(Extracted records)
------------------------------------------------
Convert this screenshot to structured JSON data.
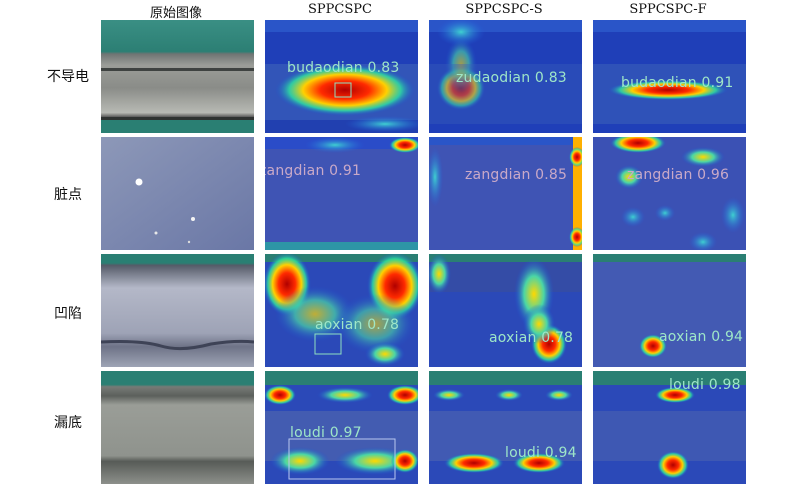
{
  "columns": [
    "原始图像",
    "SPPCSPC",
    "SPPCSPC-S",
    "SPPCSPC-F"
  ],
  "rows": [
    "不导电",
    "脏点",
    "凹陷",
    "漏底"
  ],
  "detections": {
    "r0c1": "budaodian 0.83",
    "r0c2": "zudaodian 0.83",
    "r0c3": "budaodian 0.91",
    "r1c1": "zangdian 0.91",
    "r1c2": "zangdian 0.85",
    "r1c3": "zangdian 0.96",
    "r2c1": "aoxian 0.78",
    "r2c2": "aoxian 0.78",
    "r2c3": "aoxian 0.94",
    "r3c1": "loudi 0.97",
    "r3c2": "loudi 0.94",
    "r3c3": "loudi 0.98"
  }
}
------------------------------------------------
AIM OF THE TASK → Quote every record above exactly, leaving out any pictures.

SOLUTION TO THE EXERCISE →
Convert this screenshot to structured JSON data.
{
  "columns": [
    "原始图像",
    "SPPCSPC",
    "SPPCSPC-S",
    "SPPCSPC-F"
  ],
  "rows": [
    "不导电",
    "脏点",
    "凹陷",
    "漏底"
  ],
  "detections": {
    "r0c1": "budaodian 0.83",
    "r0c2": "zudaodian 0.83",
    "r0c3": "budaodian 0.91",
    "r1c1": "zangdian 0.91",
    "r1c2": "zangdian 0.85",
    "r1c3": "zangdian 0.96",
    "r2c1": "aoxian 0.78",
    "r2c2": "aoxian 0.78",
    "r2c3": "aoxian 0.94",
    "r3c1": "loudi 0.97",
    "r3c2": "loudi 0.94",
    "r3c3": "loudi 0.98"
  }
}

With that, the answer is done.